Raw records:
★ ★ ★ ★ ★

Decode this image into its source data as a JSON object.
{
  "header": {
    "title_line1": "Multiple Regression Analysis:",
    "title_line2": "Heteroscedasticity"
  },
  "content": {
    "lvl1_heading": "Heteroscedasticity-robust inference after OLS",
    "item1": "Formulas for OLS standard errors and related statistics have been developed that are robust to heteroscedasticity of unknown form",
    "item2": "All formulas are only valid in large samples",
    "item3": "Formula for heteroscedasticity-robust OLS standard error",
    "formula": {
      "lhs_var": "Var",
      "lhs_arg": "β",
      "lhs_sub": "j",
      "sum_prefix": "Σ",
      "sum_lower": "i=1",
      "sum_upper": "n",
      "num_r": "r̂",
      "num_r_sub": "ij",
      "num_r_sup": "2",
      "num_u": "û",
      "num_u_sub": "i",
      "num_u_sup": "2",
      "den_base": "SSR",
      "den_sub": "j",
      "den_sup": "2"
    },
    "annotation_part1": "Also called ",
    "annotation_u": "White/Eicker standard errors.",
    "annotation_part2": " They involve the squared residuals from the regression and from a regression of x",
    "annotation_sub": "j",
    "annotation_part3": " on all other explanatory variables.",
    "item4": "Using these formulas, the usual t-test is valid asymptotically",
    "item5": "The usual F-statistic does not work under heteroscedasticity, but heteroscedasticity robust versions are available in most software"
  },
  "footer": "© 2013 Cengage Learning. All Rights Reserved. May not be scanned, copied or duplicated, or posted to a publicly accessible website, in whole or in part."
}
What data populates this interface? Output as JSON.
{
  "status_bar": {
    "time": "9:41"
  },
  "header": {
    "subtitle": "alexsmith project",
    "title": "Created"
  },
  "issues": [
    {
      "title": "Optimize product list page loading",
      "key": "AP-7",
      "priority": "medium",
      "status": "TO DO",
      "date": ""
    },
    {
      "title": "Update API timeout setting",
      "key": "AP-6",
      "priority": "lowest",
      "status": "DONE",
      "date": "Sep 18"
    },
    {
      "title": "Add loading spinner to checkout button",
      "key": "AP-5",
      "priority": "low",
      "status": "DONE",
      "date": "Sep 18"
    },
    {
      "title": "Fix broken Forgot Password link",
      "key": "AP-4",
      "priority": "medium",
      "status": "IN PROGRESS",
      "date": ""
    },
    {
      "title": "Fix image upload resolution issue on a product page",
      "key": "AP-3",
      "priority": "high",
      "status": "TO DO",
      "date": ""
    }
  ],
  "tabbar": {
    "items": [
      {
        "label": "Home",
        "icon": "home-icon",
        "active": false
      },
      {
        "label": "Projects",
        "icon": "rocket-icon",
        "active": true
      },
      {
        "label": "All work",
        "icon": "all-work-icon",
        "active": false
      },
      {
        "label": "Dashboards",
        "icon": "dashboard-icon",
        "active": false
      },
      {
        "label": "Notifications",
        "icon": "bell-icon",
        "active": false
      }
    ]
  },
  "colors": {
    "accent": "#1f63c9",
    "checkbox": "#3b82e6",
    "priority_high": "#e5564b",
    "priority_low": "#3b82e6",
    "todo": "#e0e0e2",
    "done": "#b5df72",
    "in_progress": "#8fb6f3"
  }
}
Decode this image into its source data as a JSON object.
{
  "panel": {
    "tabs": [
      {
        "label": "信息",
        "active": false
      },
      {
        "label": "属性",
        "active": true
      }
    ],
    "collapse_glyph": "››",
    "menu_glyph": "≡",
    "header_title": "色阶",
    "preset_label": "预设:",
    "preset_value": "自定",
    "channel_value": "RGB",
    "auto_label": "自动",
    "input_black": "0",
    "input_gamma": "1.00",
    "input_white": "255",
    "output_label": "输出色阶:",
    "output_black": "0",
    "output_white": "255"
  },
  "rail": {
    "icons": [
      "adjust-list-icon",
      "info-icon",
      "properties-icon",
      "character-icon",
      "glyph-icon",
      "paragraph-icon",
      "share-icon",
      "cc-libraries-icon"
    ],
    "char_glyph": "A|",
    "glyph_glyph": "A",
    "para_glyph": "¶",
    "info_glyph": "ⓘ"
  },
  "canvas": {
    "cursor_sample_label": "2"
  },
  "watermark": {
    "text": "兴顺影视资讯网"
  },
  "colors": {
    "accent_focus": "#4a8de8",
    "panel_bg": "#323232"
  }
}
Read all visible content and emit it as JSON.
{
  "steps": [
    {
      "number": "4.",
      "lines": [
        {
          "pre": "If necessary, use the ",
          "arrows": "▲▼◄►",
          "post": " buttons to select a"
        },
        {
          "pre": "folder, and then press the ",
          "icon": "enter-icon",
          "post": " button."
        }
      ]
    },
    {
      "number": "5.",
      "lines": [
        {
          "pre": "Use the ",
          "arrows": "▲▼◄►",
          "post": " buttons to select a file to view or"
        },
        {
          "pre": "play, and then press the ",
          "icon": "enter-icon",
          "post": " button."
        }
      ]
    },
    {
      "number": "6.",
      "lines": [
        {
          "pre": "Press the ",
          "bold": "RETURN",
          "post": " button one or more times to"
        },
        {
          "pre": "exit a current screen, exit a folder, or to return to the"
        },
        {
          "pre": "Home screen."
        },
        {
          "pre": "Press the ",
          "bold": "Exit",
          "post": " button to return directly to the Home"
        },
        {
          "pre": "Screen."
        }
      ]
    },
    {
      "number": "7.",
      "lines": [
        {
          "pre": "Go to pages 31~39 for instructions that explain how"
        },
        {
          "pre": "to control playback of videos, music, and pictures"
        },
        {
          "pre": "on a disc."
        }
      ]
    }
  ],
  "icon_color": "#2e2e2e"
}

★ ★ ★ ★ ★

CHALLENGE:
Within the listing above, find every line containing the string "then" and return it.

ANSWER:
          "pre": "folder, and then press the ",
          "pre": "play, and then press the ",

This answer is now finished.